→ **Given exercise**: Pictures do not belong in the copy, so please give every entry below again exactly.

Records from a collection of figures:
>>

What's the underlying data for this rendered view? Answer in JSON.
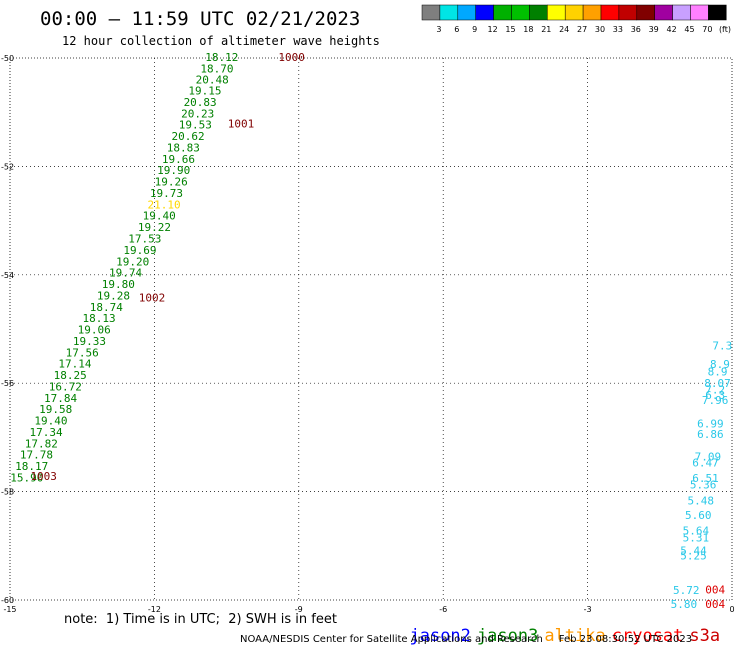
{
  "header": {
    "title": "00:00 – 11:59 UTC 02/21/2023",
    "subtitle": "12 hour collection of altimeter wave heights"
  },
  "legend": {
    "colors": [
      "#7f7f7f",
      "#00e5e5",
      "#00a8ff",
      "#0000ff",
      "#00b000",
      "#00c000",
      "#008000",
      "#ffff00",
      "#ffd200",
      "#ffa000",
      "#ff0000",
      "#c00000",
      "#800000",
      "#a000a0",
      "#c8a0ff",
      "#ff80ff",
      "#000000"
    ],
    "labels": [
      "3",
      "6",
      "9",
      "12",
      "15",
      "18",
      "21",
      "24",
      "27",
      "30",
      "33",
      "36",
      "39",
      "42",
      "45",
      "70"
    ],
    "unit": "(ft)"
  },
  "chart_data": {
    "type": "scatter",
    "x_ticks": [
      "-15",
      "-12",
      "-9",
      "-6",
      "-3",
      "0"
    ],
    "y_ticks": [
      "-50",
      "-52",
      "-54",
      "-56",
      "-58",
      "-60"
    ],
    "xlim": [
      -15,
      0
    ],
    "ylim": [
      -60,
      -50
    ],
    "grid": true,
    "series": [
      {
        "name": "jason3",
        "color": "#008000",
        "points": [
          {
            "lon": -10.6,
            "lat": -49.98,
            "text": "18.12"
          },
          {
            "lon": -10.7,
            "lat": -50.19,
            "text": "18.70"
          },
          {
            "lon": -10.8,
            "lat": -50.4,
            "text": "20.48"
          },
          {
            "lon": -10.95,
            "lat": -50.6,
            "text": "19.15"
          },
          {
            "lon": -11.05,
            "lat": -50.81,
            "text": "20.83"
          },
          {
            "lon": -11.1,
            "lat": -51.02,
            "text": "20.23"
          },
          {
            "lon": -11.15,
            "lat": -51.23,
            "text": "19.53"
          },
          {
            "lon": -11.3,
            "lat": -51.44,
            "text": "20.62"
          },
          {
            "lon": -11.4,
            "lat": -51.65,
            "text": "18.83"
          },
          {
            "lon": -11.5,
            "lat": -51.86,
            "text": "19.66"
          },
          {
            "lon": -11.6,
            "lat": -52.07,
            "text": "19.90"
          },
          {
            "lon": -11.65,
            "lat": -52.28,
            "text": "19.26"
          },
          {
            "lon": -11.75,
            "lat": -52.49,
            "text": "19.73"
          },
          {
            "lon": -11.8,
            "lat": -52.7,
            "text": "21.10",
            "color": "#ffd800"
          },
          {
            "lon": -11.9,
            "lat": -52.91,
            "text": "19.40"
          },
          {
            "lon": -12.0,
            "lat": -53.12,
            "text": "19.22"
          },
          {
            "lon": -12.2,
            "lat": -53.33,
            "text": "17.53"
          },
          {
            "lon": -12.3,
            "lat": -53.54,
            "text": "19.69"
          },
          {
            "lon": -12.45,
            "lat": -53.75,
            "text": "19.20"
          },
          {
            "lon": -12.6,
            "lat": -53.96,
            "text": "19.74"
          },
          {
            "lon": -12.75,
            "lat": -54.17,
            "text": "19.80"
          },
          {
            "lon": -12.85,
            "lat": -54.38,
            "text": "19.28"
          },
          {
            "lon": -13.0,
            "lat": -54.59,
            "text": "18.74"
          },
          {
            "lon": -13.15,
            "lat": -54.8,
            "text": "18.13"
          },
          {
            "lon": -13.25,
            "lat": -55.01,
            "text": "19.06"
          },
          {
            "lon": -13.35,
            "lat": -55.22,
            "text": "19.33"
          },
          {
            "lon": -13.5,
            "lat": -55.43,
            "text": "17.56"
          },
          {
            "lon": -13.65,
            "lat": -55.64,
            "text": "17.14"
          },
          {
            "lon": -13.75,
            "lat": -55.85,
            "text": "18.25"
          },
          {
            "lon": -13.85,
            "lat": -56.06,
            "text": "16.72"
          },
          {
            "lon": -13.95,
            "lat": -56.27,
            "text": "17.84"
          },
          {
            "lon": -14.05,
            "lat": -56.48,
            "text": "19.58"
          },
          {
            "lon": -14.15,
            "lat": -56.69,
            "text": "19.40"
          },
          {
            "lon": -14.25,
            "lat": -56.9,
            "text": "17.34"
          },
          {
            "lon": -14.35,
            "lat": -57.11,
            "text": "17.82"
          },
          {
            "lon": -14.45,
            "lat": -57.32,
            "text": "17.78"
          },
          {
            "lon": -14.55,
            "lat": -57.53,
            "text": "18.17"
          },
          {
            "lon": -14.65,
            "lat": -57.74,
            "text": "15.90"
          }
        ]
      },
      {
        "name": "s3a",
        "color": "#2ac8e8",
        "points": [
          {
            "lon": -0.2,
            "lat": -55.3,
            "text": "7.3"
          },
          {
            "lon": -0.25,
            "lat": -55.65,
            "text": "8.9"
          },
          {
            "lon": -0.3,
            "lat": -55.78,
            "text": "8.9"
          },
          {
            "lon": -0.3,
            "lat": -56.0,
            "text": "8.07"
          },
          {
            "lon": -0.35,
            "lat": -56.12,
            "text": "7.2"
          },
          {
            "lon": -0.35,
            "lat": -56.22,
            "text": "6.3"
          },
          {
            "lon": -0.35,
            "lat": -56.31,
            "text": "7.96"
          },
          {
            "lon": -0.45,
            "lat": -56.74,
            "text": "6.99"
          },
          {
            "lon": -0.45,
            "lat": -56.94,
            "text": "6.86"
          },
          {
            "lon": -0.5,
            "lat": -57.35,
            "text": "7.09"
          },
          {
            "lon": -0.55,
            "lat": -57.46,
            "text": "6.47"
          },
          {
            "lon": -0.55,
            "lat": -57.75,
            "text": "6.51"
          },
          {
            "lon": -0.6,
            "lat": -57.87,
            "text": "5.36"
          },
          {
            "lon": -0.65,
            "lat": -58.16,
            "text": "5.48"
          },
          {
            "lon": -0.7,
            "lat": -58.43,
            "text": "5.60"
          },
          {
            "lon": -0.75,
            "lat": -58.72,
            "text": "5.64"
          },
          {
            "lon": -0.75,
            "lat": -58.85,
            "text": "5.31"
          },
          {
            "lon": -0.8,
            "lat": -59.09,
            "text": "5.44"
          },
          {
            "lon": -0.8,
            "lat": -59.18,
            "text": "5.25"
          },
          {
            "lon": -0.95,
            "lat": -59.82,
            "text": "5.72"
          },
          {
            "lon": -1.0,
            "lat": -60.07,
            "text": "5.80"
          }
        ]
      }
    ],
    "markers": [
      {
        "lon": -9.15,
        "lat": -49.98,
        "text": "1000"
      },
      {
        "lon": -10.2,
        "lat": -51.21,
        "text": "1001"
      },
      {
        "lon": -12.05,
        "lat": -54.42,
        "text": "1002"
      },
      {
        "lon": -14.3,
        "lat": -57.71,
        "text": "1003"
      },
      {
        "lon": -0.35,
        "lat": -59.81,
        "text": "004"
      },
      {
        "lon": -0.35,
        "lat": -60.07,
        "text": "004"
      }
    ],
    "marker_color": "#800000",
    "red_marker_color": "#dd0000"
  },
  "footer": {
    "note": "note:  1) Time is in UTC;  2) SWH is in feet",
    "satellites": [
      {
        "name": "jason2",
        "color": "#0000ff"
      },
      {
        "name": "jason3",
        "color": "#008000"
      },
      {
        "name": "altika",
        "color": "#ff9900"
      },
      {
        "name": "cryosat",
        "color": "#ff0000"
      },
      {
        "name": "s3a",
        "color": "#cc0000"
      }
    ],
    "credit": "NOAA/NESDIS Center for Satellite Applications and Research     Feb 23 08:30:52 UTC 2023"
  }
}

<<

→ **Exercise response**:
What's the underlying data for this rendered view? Answer in JSON.
{
  "header": {
    "title": "00:00 – 11:59 UTC 02/21/2023",
    "subtitle": "12 hour collection of altimeter wave heights"
  },
  "legend": {
    "colors": [
      "#7f7f7f",
      "#00e5e5",
      "#00a8ff",
      "#0000ff",
      "#00b000",
      "#00c000",
      "#008000",
      "#ffff00",
      "#ffd200",
      "#ffa000",
      "#ff0000",
      "#c00000",
      "#800000",
      "#a000a0",
      "#c8a0ff",
      "#ff80ff",
      "#000000"
    ],
    "labels": [
      "3",
      "6",
      "9",
      "12",
      "15",
      "18",
      "21",
      "24",
      "27",
      "30",
      "33",
      "36",
      "39",
      "42",
      "45",
      "70"
    ],
    "unit": "(ft)"
  },
  "chart_data": {
    "type": "scatter",
    "x_ticks": [
      "-15",
      "-12",
      "-9",
      "-6",
      "-3",
      "0"
    ],
    "y_ticks": [
      "-50",
      "-52",
      "-54",
      "-56",
      "-58",
      "-60"
    ],
    "xlim": [
      -15,
      0
    ],
    "ylim": [
      -60,
      -50
    ],
    "grid": true,
    "series": [
      {
        "name": "jason3",
        "color": "#008000",
        "points": [
          {
            "lon": -10.6,
            "lat": -49.98,
            "text": "18.12"
          },
          {
            "lon": -10.7,
            "lat": -50.19,
            "text": "18.70"
          },
          {
            "lon": -10.8,
            "lat": -50.4,
            "text": "20.48"
          },
          {
            "lon": -10.95,
            "lat": -50.6,
            "text": "19.15"
          },
          {
            "lon": -11.05,
            "lat": -50.81,
            "text": "20.83"
          },
          {
            "lon": -11.1,
            "lat": -51.02,
            "text": "20.23"
          },
          {
            "lon": -11.15,
            "lat": -51.23,
            "text": "19.53"
          },
          {
            "lon": -11.3,
            "lat": -51.44,
            "text": "20.62"
          },
          {
            "lon": -11.4,
            "lat": -51.65,
            "text": "18.83"
          },
          {
            "lon": -11.5,
            "lat": -51.86,
            "text": "19.66"
          },
          {
            "lon": -11.6,
            "lat": -52.07,
            "text": "19.90"
          },
          {
            "lon": -11.65,
            "lat": -52.28,
            "text": "19.26"
          },
          {
            "lon": -11.75,
            "lat": -52.49,
            "text": "19.73"
          },
          {
            "lon": -11.8,
            "lat": -52.7,
            "text": "21.10",
            "color": "#ffd800"
          },
          {
            "lon": -11.9,
            "lat": -52.91,
            "text": "19.40"
          },
          {
            "lon": -12.0,
            "lat": -53.12,
            "text": "19.22"
          },
          {
            "lon": -12.2,
            "lat": -53.33,
            "text": "17.53"
          },
          {
            "lon": -12.3,
            "lat": -53.54,
            "text": "19.69"
          },
          {
            "lon": -12.45,
            "lat": -53.75,
            "text": "19.20"
          },
          {
            "lon": -12.6,
            "lat": -53.96,
            "text": "19.74"
          },
          {
            "lon": -12.75,
            "lat": -54.17,
            "text": "19.80"
          },
          {
            "lon": -12.85,
            "lat": -54.38,
            "text": "19.28"
          },
          {
            "lon": -13.0,
            "lat": -54.59,
            "text": "18.74"
          },
          {
            "lon": -13.15,
            "lat": -54.8,
            "text": "18.13"
          },
          {
            "lon": -13.25,
            "lat": -55.01,
            "text": "19.06"
          },
          {
            "lon": -13.35,
            "lat": -55.22,
            "text": "19.33"
          },
          {
            "lon": -13.5,
            "lat": -55.43,
            "text": "17.56"
          },
          {
            "lon": -13.65,
            "lat": -55.64,
            "text": "17.14"
          },
          {
            "lon": -13.75,
            "lat": -55.85,
            "text": "18.25"
          },
          {
            "lon": -13.85,
            "lat": -56.06,
            "text": "16.72"
          },
          {
            "lon": -13.95,
            "lat": -56.27,
            "text": "17.84"
          },
          {
            "lon": -14.05,
            "lat": -56.48,
            "text": "19.58"
          },
          {
            "lon": -14.15,
            "lat": -56.69,
            "text": "19.40"
          },
          {
            "lon": -14.25,
            "lat": -56.9,
            "text": "17.34"
          },
          {
            "lon": -14.35,
            "lat": -57.11,
            "text": "17.82"
          },
          {
            "lon": -14.45,
            "lat": -57.32,
            "text": "17.78"
          },
          {
            "lon": -14.55,
            "lat": -57.53,
            "text": "18.17"
          },
          {
            "lon": -14.65,
            "lat": -57.74,
            "text": "15.90"
          }
        ]
      },
      {
        "name": "s3a",
        "color": "#2ac8e8",
        "points": [
          {
            "lon": -0.2,
            "lat": -55.3,
            "text": "7.3"
          },
          {
            "lon": -0.25,
            "lat": -55.65,
            "text": "8.9"
          },
          {
            "lon": -0.3,
            "lat": -55.78,
            "text": "8.9"
          },
          {
            "lon": -0.3,
            "lat": -56.0,
            "text": "8.07"
          },
          {
            "lon": -0.35,
            "lat": -56.12,
            "text": "7.2"
          },
          {
            "lon": -0.35,
            "lat": -56.22,
            "text": "6.3"
          },
          {
            "lon": -0.35,
            "lat": -56.31,
            "text": "7.96"
          },
          {
            "lon": -0.45,
            "lat": -56.74,
            "text": "6.99"
          },
          {
            "lon": -0.45,
            "lat": -56.94,
            "text": "6.86"
          },
          {
            "lon": -0.5,
            "lat": -57.35,
            "text": "7.09"
          },
          {
            "lon": -0.55,
            "lat": -57.46,
            "text": "6.47"
          },
          {
            "lon": -0.55,
            "lat": -57.75,
            "text": "6.51"
          },
          {
            "lon": -0.6,
            "lat": -57.87,
            "text": "5.36"
          },
          {
            "lon": -0.65,
            "lat": -58.16,
            "text": "5.48"
          },
          {
            "lon": -0.7,
            "lat": -58.43,
            "text": "5.60"
          },
          {
            "lon": -0.75,
            "lat": -58.72,
            "text": "5.64"
          },
          {
            "lon": -0.75,
            "lat": -58.85,
            "text": "5.31"
          },
          {
            "lon": -0.8,
            "lat": -59.09,
            "text": "5.44"
          },
          {
            "lon": -0.8,
            "lat": -59.18,
            "text": "5.25"
          },
          {
            "lon": -0.95,
            "lat": -59.82,
            "text": "5.72"
          },
          {
            "lon": -1.0,
            "lat": -60.07,
            "text": "5.80"
          }
        ]
      }
    ],
    "markers": [
      {
        "lon": -9.15,
        "lat": -49.98,
        "text": "1000"
      },
      {
        "lon": -10.2,
        "lat": -51.21,
        "text": "1001"
      },
      {
        "lon": -12.05,
        "lat": -54.42,
        "text": "1002"
      },
      {
        "lon": -14.3,
        "lat": -57.71,
        "text": "1003"
      },
      {
        "lon": -0.35,
        "lat": -59.81,
        "text": "004"
      },
      {
        "lon": -0.35,
        "lat": -60.07,
        "text": "004"
      }
    ],
    "marker_color": "#800000",
    "red_marker_color": "#dd0000"
  },
  "footer": {
    "note": "note:  1) Time is in UTC;  2) SWH is in feet",
    "satellites": [
      {
        "name": "jason2",
        "color": "#0000ff"
      },
      {
        "name": "jason3",
        "color": "#008000"
      },
      {
        "name": "altika",
        "color": "#ff9900"
      },
      {
        "name": "cryosat",
        "color": "#ff0000"
      },
      {
        "name": "s3a",
        "color": "#cc0000"
      }
    ],
    "credit": "NOAA/NESDIS Center for Satellite Applications and Research     Feb 23 08:30:52 UTC 2023"
  }
}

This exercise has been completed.